─── THE DATA ───
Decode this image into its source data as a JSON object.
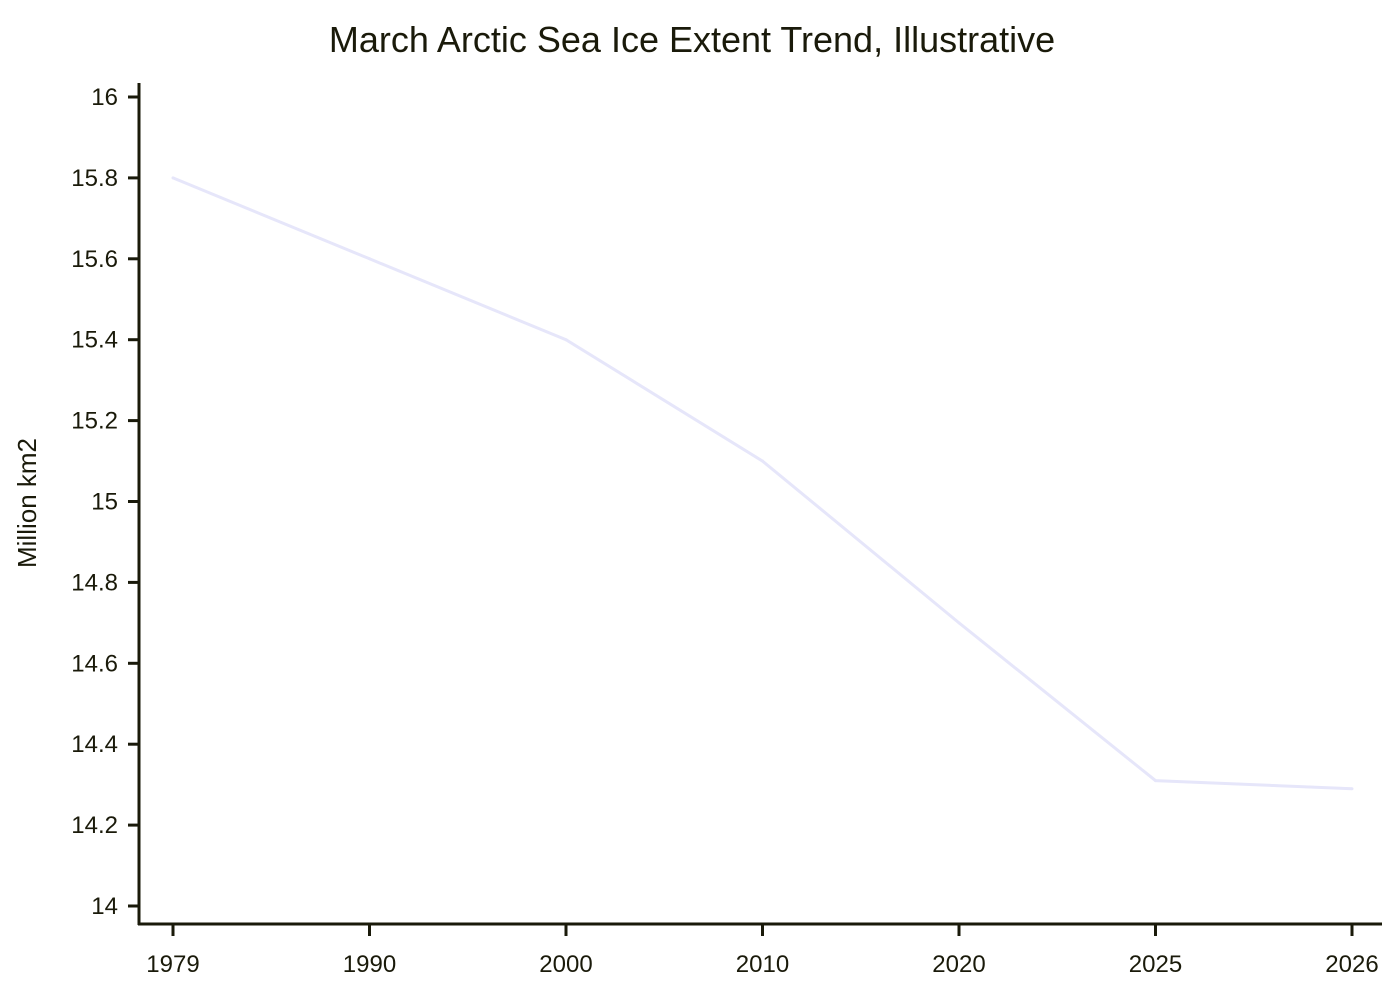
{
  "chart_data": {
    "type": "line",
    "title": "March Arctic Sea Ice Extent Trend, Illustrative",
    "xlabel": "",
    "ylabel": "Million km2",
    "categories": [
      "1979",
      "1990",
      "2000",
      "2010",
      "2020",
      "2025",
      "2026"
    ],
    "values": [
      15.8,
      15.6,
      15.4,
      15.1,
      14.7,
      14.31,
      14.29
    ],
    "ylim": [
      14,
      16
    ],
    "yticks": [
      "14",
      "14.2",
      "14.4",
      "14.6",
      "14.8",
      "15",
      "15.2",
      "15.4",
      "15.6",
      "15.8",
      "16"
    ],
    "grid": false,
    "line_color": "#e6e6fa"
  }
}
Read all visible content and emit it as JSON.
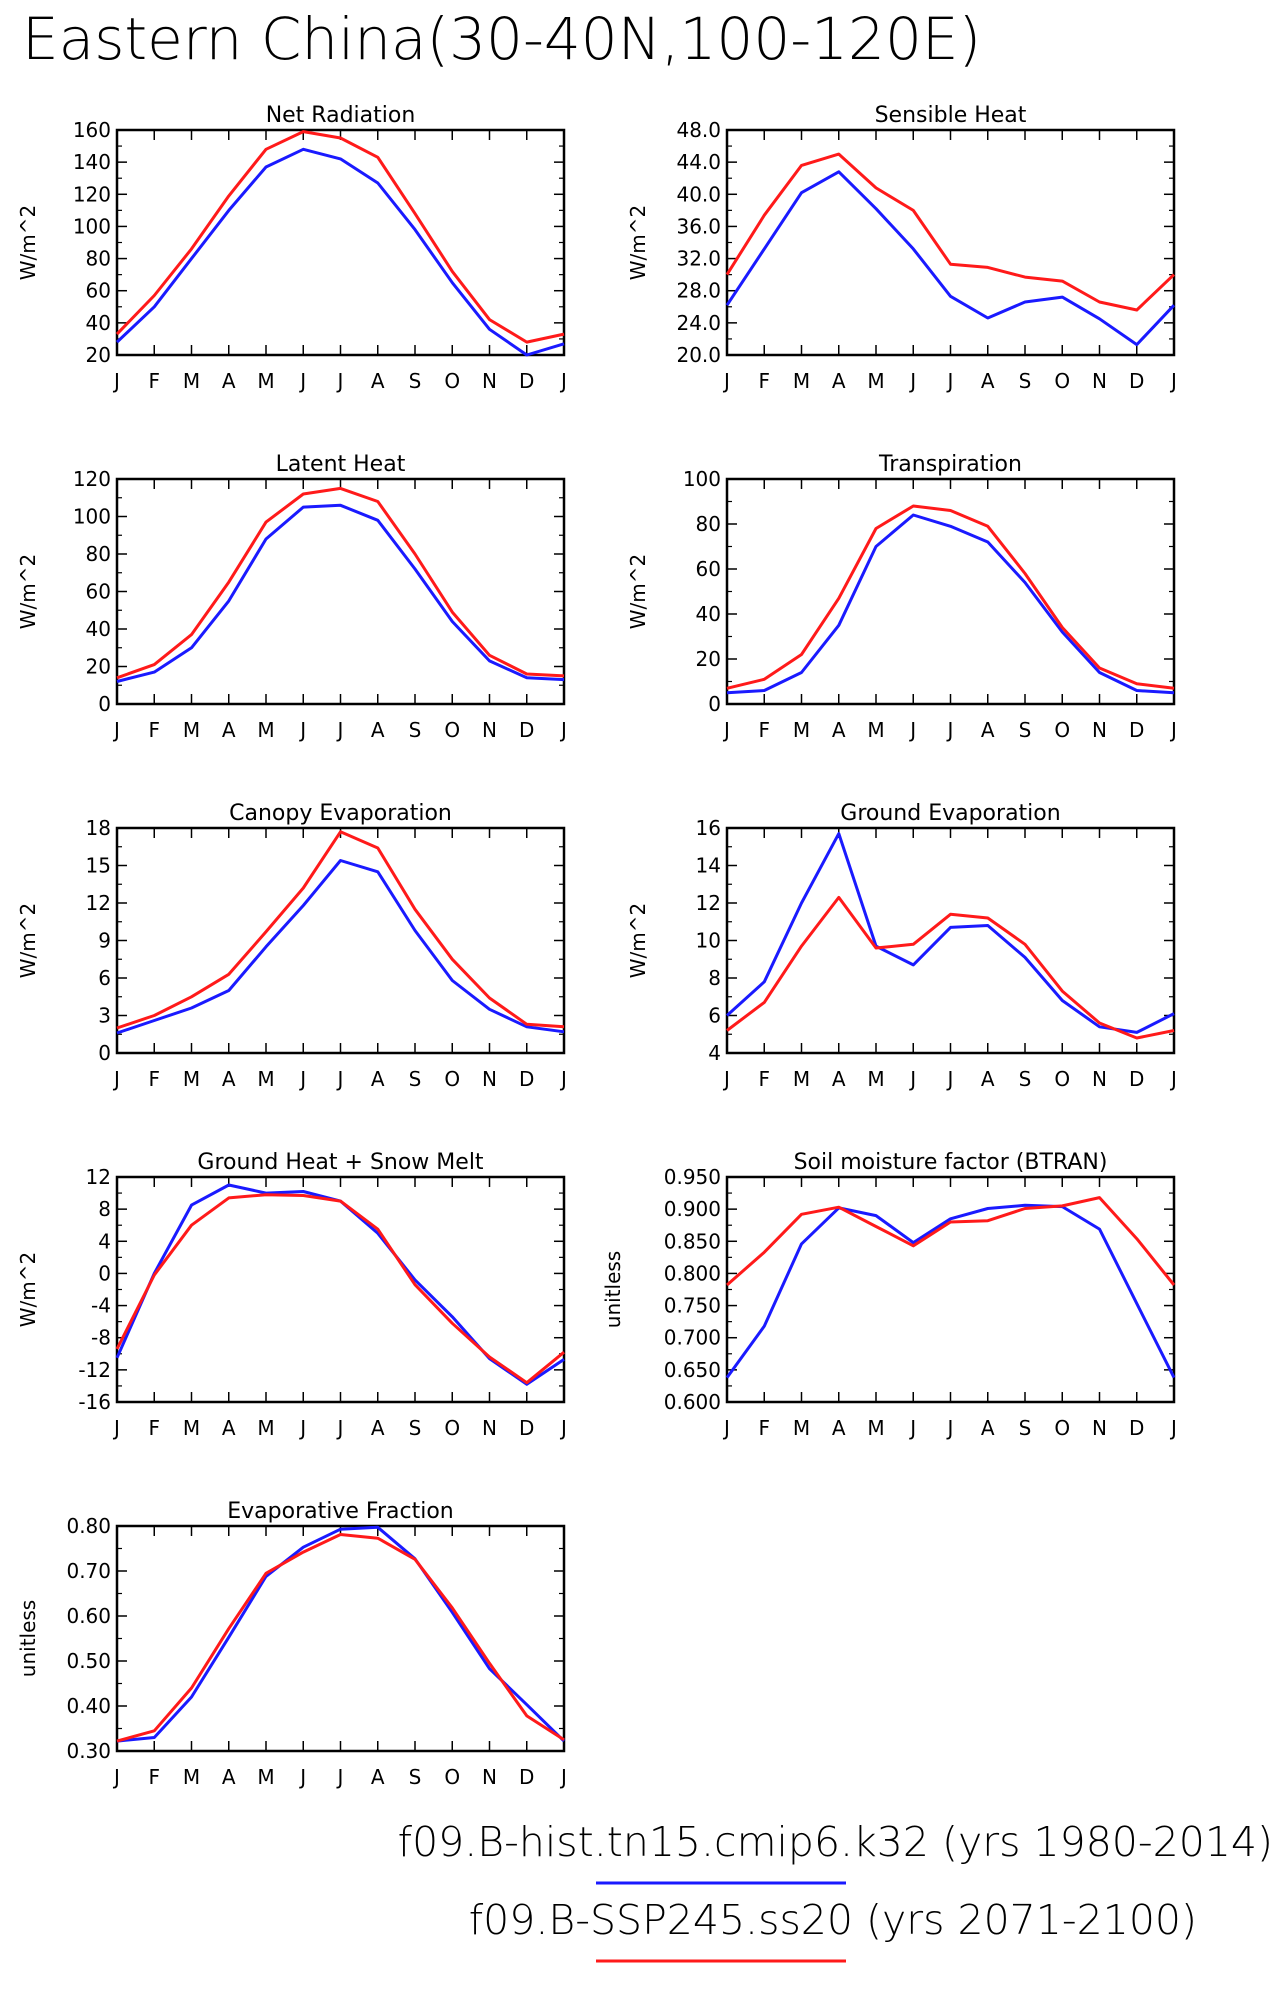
───
─── THE DATA ───
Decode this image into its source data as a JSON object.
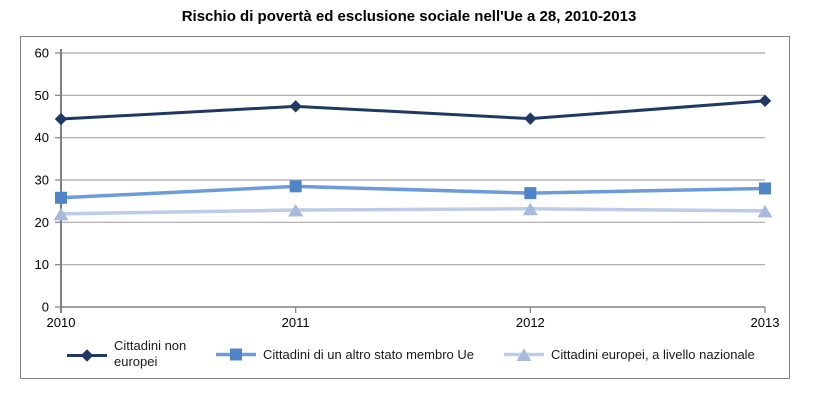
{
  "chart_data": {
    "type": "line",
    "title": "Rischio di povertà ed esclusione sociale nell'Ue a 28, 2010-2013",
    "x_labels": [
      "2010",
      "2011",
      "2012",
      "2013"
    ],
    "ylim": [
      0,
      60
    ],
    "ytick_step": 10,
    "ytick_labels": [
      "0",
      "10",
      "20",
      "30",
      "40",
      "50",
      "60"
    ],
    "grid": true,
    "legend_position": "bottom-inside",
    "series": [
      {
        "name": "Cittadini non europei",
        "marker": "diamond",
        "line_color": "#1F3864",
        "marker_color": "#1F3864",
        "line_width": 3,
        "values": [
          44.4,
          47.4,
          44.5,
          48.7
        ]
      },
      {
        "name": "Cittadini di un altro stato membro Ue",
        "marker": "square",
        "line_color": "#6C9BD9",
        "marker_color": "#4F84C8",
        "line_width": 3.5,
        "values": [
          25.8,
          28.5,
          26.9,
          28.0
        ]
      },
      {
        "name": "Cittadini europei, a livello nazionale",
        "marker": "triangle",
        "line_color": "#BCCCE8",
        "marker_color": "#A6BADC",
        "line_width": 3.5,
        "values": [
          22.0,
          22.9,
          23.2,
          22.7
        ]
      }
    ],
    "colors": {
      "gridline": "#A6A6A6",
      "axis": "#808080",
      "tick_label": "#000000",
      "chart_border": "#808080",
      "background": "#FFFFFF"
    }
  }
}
───
YOUR INSTRUCTIONS:
Pull out all lines from the entries above that include the word "name".

FINAL ANSWER:
        "name": "Cittadini non europei",
        "name": "Cittadini di un altro stato membro Ue",
        "name": "Cittadini europei, a livello nazionale",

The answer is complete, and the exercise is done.